### Problem details:
Can you transcribe every record below exactly as it appears?

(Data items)
#####

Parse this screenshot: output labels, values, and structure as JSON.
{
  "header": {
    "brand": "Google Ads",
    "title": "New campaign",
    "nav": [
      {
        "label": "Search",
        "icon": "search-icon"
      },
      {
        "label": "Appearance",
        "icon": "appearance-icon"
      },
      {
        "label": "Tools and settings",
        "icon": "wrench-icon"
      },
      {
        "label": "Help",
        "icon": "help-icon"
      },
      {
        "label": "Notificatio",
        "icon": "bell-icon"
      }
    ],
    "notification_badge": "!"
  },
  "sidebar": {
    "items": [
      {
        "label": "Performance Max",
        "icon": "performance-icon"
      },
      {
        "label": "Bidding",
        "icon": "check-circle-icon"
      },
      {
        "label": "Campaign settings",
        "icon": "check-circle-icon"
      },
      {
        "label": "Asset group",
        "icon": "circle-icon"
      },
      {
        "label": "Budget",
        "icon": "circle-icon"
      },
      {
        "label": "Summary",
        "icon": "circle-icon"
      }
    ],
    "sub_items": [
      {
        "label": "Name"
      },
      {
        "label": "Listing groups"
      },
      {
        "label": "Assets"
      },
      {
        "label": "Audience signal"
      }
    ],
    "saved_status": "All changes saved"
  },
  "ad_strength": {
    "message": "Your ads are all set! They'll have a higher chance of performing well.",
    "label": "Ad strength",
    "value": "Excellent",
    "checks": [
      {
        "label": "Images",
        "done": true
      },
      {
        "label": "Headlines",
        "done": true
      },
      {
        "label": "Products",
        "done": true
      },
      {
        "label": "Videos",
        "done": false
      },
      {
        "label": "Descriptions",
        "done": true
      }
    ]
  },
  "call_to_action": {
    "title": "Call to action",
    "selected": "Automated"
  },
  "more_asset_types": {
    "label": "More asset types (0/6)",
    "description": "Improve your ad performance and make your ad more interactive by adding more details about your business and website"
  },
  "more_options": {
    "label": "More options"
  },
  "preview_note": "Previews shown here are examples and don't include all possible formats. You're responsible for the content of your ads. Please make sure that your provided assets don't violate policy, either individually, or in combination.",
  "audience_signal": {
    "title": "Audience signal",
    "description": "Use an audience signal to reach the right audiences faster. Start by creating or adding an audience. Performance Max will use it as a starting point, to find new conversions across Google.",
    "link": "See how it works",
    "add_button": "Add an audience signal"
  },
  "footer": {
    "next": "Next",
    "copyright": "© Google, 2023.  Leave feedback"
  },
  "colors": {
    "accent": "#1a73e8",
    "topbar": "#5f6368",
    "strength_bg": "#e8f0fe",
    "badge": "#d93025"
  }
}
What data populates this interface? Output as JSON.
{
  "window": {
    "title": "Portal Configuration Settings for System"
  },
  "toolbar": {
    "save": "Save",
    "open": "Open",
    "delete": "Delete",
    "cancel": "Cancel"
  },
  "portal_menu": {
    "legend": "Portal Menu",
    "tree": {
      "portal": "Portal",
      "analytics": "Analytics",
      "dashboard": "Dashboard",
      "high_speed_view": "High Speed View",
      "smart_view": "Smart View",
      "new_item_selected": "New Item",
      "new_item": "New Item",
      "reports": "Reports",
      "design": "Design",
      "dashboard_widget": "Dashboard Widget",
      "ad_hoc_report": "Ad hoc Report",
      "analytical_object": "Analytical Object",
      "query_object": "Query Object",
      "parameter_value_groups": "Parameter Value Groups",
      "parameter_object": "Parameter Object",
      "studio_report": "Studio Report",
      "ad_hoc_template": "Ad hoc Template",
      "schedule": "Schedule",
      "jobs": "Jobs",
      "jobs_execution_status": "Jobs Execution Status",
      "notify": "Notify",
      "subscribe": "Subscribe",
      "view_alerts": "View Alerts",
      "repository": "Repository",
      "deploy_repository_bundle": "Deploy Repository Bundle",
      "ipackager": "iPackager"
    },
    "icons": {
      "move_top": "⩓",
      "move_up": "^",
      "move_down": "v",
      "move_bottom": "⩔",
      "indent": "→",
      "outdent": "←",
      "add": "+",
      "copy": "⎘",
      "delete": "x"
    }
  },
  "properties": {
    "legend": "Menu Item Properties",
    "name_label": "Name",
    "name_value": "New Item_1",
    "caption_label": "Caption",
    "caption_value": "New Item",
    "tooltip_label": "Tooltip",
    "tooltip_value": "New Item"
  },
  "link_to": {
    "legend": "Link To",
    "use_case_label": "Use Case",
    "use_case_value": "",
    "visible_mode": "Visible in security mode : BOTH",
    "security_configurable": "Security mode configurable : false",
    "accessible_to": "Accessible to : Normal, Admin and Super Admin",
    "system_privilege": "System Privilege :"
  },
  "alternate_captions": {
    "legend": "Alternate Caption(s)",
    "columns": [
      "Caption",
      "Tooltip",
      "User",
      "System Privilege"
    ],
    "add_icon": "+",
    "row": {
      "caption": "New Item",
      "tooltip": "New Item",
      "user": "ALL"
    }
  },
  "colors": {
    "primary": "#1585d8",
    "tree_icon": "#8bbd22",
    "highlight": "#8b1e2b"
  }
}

#####

### Result for this task:
Parse this screenshot: output labels, values, and structure as JSON.
{
  "header": {
    "brand": "Google Ads",
    "title": "New campaign",
    "nav": [
      {
        "label": "Search",
        "icon": "search-icon"
      },
      {
        "label": "Appearance",
        "icon": "appearance-icon"
      },
      {
        "label": "Tools and settings",
        "icon": "wrench-icon"
      },
      {
        "label": "Help",
        "icon": "help-icon"
      },
      {
        "label": "Notificatio",
        "icon": "bell-icon"
      }
    ],
    "notification_badge": "!"
  },
  "sidebar": {
    "items": [
      {
        "label": "Performance Max",
        "icon": "performance-icon"
      },
      {
        "label": "Bidding",
        "icon": "check-circle-icon"
      },
      {
        "label": "Campaign settings",
        "icon": "check-circle-icon"
      },
      {
        "label": "Asset group",
        "icon": "circle-icon"
      },
      {
        "label": "Budget",
        "icon": "circle-icon"
      },
      {
        "label": "Summary",
        "icon": "circle-icon"
      }
    ],
    "sub_items": [
      {
        "label": "Name"
      },
      {
        "label": "Listing groups"
      },
      {
        "label": "Assets"
      },
      {
        "label": "Audience signal"
      }
    ],
    "saved_status": "All changes saved"
  },
  "ad_strength": {
    "message": "Your ads are all set! They'll have a higher chance of performing well.",
    "label": "Ad strength",
    "value": "Excellent",
    "checks": [
      {
        "label": "Images",
        "done": true
      },
      {
        "label": "Headlines",
        "done": true
      },
      {
        "label": "Products",
        "done": true
      },
      {
        "label": "Videos",
        "done": false
      },
      {
        "label": "Descriptions",
        "done": true
      }
    ]
  },
  "call_to_action": {
    "title": "Call to action",
    "selected": "Automated"
  },
  "more_asset_types": {
    "label": "More asset types (0/6)",
    "description": "Improve your ad performance and make your ad more interactive by adding more details about your business and website"
  },
  "more_options": {
    "label": "More options"
  },
  "preview_note": "Previews shown here are examples and don't include all possible formats. You're responsible for the content of your ads. Please make sure that your provided assets don't violate policy, either individually, or in combination.",
  "audience_signal": {
    "title": "Audience signal",
    "description": "Use an audience signal to reach the right audiences faster. Start by creating or adding an audience. Performance Max will use it as a starting point, to find new conversions across Google.",
    "link": "See how it works",
    "add_button": "Add an audience signal"
  },
  "footer": {
    "next": "Next",
    "copyright": "© Google, 2023.  Leave feedback"
  },
  "colors": {
    "accent": "#1a73e8",
    "topbar": "#5f6368",
    "strength_bg": "#e8f0fe",
    "badge": "#d93025"
  }
}
What data populates this interface? Output as JSON.
{
  "window": {
    "title": "Portal Configuration Settings for System"
  },
  "toolbar": {
    "save": "Save",
    "open": "Open",
    "delete": "Delete",
    "cancel": "Cancel"
  },
  "portal_menu": {
    "legend": "Portal Menu",
    "tree": {
      "portal": "Portal",
      "analytics": "Analytics",
      "dashboard": "Dashboard",
      "high_speed_view": "High Speed View",
      "smart_view": "Smart View",
      "new_item_selected": "New Item",
      "new_item": "New Item",
      "reports": "Reports",
      "design": "Design",
      "dashboard_widget": "Dashboard Widget",
      "ad_hoc_report": "Ad hoc Report",
      "analytical_object": "Analytical Object",
      "query_object": "Query Object",
      "parameter_value_groups": "Parameter Value Groups",
      "parameter_object": "Parameter Object",
      "studio_report": "Studio Report",
      "ad_hoc_template": "Ad hoc Template",
      "schedule": "Schedule",
      "jobs": "Jobs",
      "jobs_execution_status": "Jobs Execution Status",
      "notify": "Notify",
      "subscribe": "Subscribe",
      "view_alerts": "View Alerts",
      "repository": "Repository",
      "deploy_repository_bundle": "Deploy Repository Bundle",
      "ipackager": "iPackager"
    },
    "icons": {
      "move_top": "⩓",
      "move_up": "^",
      "move_down": "v",
      "move_bottom": "⩔",
      "indent": "→",
      "outdent": "←",
      "add": "+",
      "copy": "⎘",
      "delete": "x"
    }
  },
  "properties": {
    "legend": "Menu Item Properties",
    "name_label": "Name",
    "name_value": "New Item_1",
    "caption_label": "Caption",
    "caption_value": "New Item",
    "tooltip_label": "Tooltip",
    "tooltip_value": "New Item"
  },
  "link_to": {
    "legend": "Link To",
    "use_case_label": "Use Case",
    "use_case_value": "",
    "visible_mode": "Visible in security mode : BOTH",
    "security_configurable": "Security mode configurable : false",
    "accessible_to": "Accessible to : Normal, Admin and Super Admin",
    "system_privilege": "System Privilege :"
  },
  "alternate_captions": {
    "legend": "Alternate Caption(s)",
    "columns": [
      "Caption",
      "Tooltip",
      "User",
      "System Privilege"
    ],
    "add_icon": "+",
    "row": {
      "caption": "New Item",
      "tooltip": "New Item",
      "user": "ALL"
    }
  },
  "colors": {
    "primary": "#1585d8",
    "tree_icon": "#8bbd22",
    "highlight": "#8b1e2b"
  }
}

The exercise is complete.